## Task directions
Restate every line of the material, word for word.

[Start Extracted information]

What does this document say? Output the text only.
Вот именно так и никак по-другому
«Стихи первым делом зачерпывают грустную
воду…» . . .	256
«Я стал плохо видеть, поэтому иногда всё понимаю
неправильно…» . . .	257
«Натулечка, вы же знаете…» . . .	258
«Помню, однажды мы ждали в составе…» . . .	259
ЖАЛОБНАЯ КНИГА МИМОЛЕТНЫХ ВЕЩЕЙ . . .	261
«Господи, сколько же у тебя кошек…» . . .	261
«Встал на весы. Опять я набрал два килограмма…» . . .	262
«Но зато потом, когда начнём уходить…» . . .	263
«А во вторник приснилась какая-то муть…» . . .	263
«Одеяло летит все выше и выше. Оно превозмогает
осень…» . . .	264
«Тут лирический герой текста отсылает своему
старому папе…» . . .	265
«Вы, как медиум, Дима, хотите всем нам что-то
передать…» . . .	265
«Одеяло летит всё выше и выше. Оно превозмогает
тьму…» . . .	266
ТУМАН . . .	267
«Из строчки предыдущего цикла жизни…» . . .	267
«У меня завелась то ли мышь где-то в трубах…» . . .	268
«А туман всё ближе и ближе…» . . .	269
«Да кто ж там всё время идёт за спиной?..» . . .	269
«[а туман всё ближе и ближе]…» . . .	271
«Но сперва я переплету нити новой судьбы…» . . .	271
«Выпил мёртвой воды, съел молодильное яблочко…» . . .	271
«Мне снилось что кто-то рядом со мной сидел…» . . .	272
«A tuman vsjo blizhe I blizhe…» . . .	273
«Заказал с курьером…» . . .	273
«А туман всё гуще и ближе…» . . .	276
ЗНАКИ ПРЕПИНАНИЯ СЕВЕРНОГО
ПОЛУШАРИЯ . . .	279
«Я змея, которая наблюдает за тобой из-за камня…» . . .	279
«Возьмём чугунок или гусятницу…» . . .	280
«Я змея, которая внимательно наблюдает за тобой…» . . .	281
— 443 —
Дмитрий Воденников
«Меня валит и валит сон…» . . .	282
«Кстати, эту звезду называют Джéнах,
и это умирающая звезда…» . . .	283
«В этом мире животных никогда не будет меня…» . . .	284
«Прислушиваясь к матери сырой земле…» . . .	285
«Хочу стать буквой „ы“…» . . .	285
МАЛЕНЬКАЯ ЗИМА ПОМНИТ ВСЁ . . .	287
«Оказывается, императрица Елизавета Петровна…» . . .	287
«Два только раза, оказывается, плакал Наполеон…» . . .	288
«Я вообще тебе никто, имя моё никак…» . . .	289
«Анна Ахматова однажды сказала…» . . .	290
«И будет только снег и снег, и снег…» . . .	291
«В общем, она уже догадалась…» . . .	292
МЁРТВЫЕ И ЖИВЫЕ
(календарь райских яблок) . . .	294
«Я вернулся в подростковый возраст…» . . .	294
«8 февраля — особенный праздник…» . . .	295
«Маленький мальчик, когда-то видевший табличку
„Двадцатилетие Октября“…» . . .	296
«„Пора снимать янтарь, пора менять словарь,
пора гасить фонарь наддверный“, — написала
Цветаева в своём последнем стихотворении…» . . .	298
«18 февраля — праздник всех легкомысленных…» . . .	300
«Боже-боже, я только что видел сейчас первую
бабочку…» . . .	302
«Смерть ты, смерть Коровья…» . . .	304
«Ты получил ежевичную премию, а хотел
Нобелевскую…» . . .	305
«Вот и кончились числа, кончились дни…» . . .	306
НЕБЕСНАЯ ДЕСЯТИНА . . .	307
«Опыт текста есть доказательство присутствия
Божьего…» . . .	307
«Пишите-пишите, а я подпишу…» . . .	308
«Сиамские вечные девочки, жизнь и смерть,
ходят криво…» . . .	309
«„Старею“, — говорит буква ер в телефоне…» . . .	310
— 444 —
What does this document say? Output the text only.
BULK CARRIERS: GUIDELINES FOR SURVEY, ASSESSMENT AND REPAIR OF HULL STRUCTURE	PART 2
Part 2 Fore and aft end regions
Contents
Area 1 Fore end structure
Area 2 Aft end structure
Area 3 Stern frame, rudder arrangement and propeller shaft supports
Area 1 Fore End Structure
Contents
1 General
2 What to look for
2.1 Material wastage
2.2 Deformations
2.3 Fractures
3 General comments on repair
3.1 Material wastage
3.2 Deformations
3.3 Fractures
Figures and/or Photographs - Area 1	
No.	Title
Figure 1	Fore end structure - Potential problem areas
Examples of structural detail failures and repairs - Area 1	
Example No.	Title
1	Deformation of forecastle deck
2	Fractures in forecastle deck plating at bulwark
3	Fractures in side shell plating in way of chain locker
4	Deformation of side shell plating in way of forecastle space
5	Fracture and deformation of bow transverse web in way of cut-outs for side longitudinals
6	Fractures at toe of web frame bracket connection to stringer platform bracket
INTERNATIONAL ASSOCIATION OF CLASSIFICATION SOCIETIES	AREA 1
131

[End Extracted information]

## Solved problem
What does this document say? Output the text only.
Вот именно так и никак по-другому
«Стихи первым делом зачерпывают грустную
воду…» . . .	256
«Я стал плохо видеть, поэтому иногда всё понимаю
неправильно…» . . .	257
«Натулечка, вы же знаете…» . . .	258
«Помню, однажды мы ждали в составе…» . . .	259
ЖАЛОБНАЯ КНИГА МИМОЛЕТНЫХ ВЕЩЕЙ . . .	261
«Господи, сколько же у тебя кошек…» . . .	261
«Встал на весы. Опять я набрал два килограмма…» . . .	262
«Но зато потом, когда начнём уходить…» . . .	263
«А во вторник приснилась какая-то муть…» . . .	263
«Одеяло летит все выше и выше. Оно превозмогает
осень…» . . .	264
«Тут лирический герой текста отсылает своему
старому папе…» . . .	265
«Вы, как медиум, Дима, хотите всем нам что-то
передать…» . . .	265
«Одеяло летит всё выше и выше. Оно превозмогает
тьму…» . . .	266
ТУМАН . . .	267
«Из строчки предыдущего цикла жизни…» . . .	267
«У меня завелась то ли мышь где-то в трубах…» . . .	268
«А туман всё ближе и ближе…» . . .	269
«Да кто ж там всё время идёт за спиной?..» . . .	269
«[а туман всё ближе и ближе]…» . . .	271
«Но сперва я переплету нити новой судьбы…» . . .	271
«Выпил мёртвой воды, съел молодильное яблочко…» . . .	271
«Мне снилось что кто-то рядом со мной сидел…» . . .	272
«A tuman vsjo blizhe I blizhe…» . . .	273
«Заказал с курьером…» . . .	273
«А туман всё гуще и ближе…» . . .	276
ЗНАКИ ПРЕПИНАНИЯ СЕВЕРНОГО
ПОЛУШАРИЯ . . .	279
«Я змея, которая наблюдает за тобой из-за камня…» . . .	279
«Возьмём чугунок или гусятницу…» . . .	280
«Я змея, которая внимательно наблюдает за тобой…» . . .	281
— 443 —
Дмитрий Воденников
«Меня валит и валит сон…» . . .	282
«Кстати, эту звезду называют Джéнах,
и это умирающая звезда…» . . .	283
«В этом мире животных никогда не будет меня…» . . .	284
«Прислушиваясь к матери сырой земле…» . . .	285
«Хочу стать буквой „ы“…» . . .	285
МАЛЕНЬКАЯ ЗИМА ПОМНИТ ВСЁ . . .	287
«Оказывается, императрица Елизавета Петровна…» . . .	287
«Два только раза, оказывается, плакал Наполеон…» . . .	288
«Я вообще тебе никто, имя моё никак…» . . .	289
«Анна Ахматова однажды сказала…» . . .	290
«И будет только снег и снег, и снег…» . . .	291
«В общем, она уже догадалась…» . . .	292
МЁРТВЫЕ И ЖИВЫЕ
(календарь райских яблок) . . .	294
«Я вернулся в подростковый возраст…» . . .	294
«8 февраля — особенный праздник…» . . .	295
«Маленький мальчик, когда-то видевший табличку
„Двадцатилетие Октября“…» . . .	296
«„Пора снимать янтарь, пора менять словарь,
пора гасить фонарь наддверный“, — написала
Цветаева в своём последнем стихотворении…» . . .	298
«18 февраля — праздник всех легкомысленных…» . . .	300
«Боже-боже, я только что видел сейчас первую
бабочку…» . . .	302
«Смерть ты, смерть Коровья…» . . .	304
«Ты получил ежевичную премию, а хотел
Нобелевскую…» . . .	305
«Вот и кончились числа, кончились дни…» . . .	306
НЕБЕСНАЯ ДЕСЯТИНА . . .	307
«Опыт текста есть доказательство присутствия
Божьего…» . . .	307
«Пишите-пишите, а я подпишу…» . . .	308
«Сиамские вечные девочки, жизнь и смерть,
ходят криво…» . . .	309
«„Старею“, — говорит буква ер в телефоне…» . . .	310
— 444 —
What does this document say? Output the text only.
BULK CARRIERS: GUIDELINES FOR SURVEY, ASSESSMENT AND REPAIR OF HULL STRUCTURE	PART 2
Part 2 Fore and aft end regions
Contents
Area 1 Fore end structure
Area 2 Aft end structure
Area 3 Stern frame, rudder arrangement and propeller shaft supports
Area 1 Fore End Structure
Contents
1 General
2 What to look for
2.1 Material wastage
2.2 Deformations
2.3 Fractures
3 General comments on repair
3.1 Material wastage
3.2 Deformations
3.3 Fractures
Figures and/or Photographs - Area 1	
No.	Title
Figure 1	Fore end structure - Potential problem areas
Examples of structural detail failures and repairs - Area 1	
Example No.	Title
1	Deformation of forecastle deck
2	Fractures in forecastle deck plating at bulwark
3	Fractures in side shell plating in way of chain locker
4	Deformation of side shell plating in way of forecastle space
5	Fracture and deformation of bow transverse web in way of cut-outs for side longitudinals
6	Fractures at toe of web frame bracket connection to stringer platform bracket
INTERNATIONAL ASSOCIATION OF CLASSIFICATION SOCIETIES	AREA 1
131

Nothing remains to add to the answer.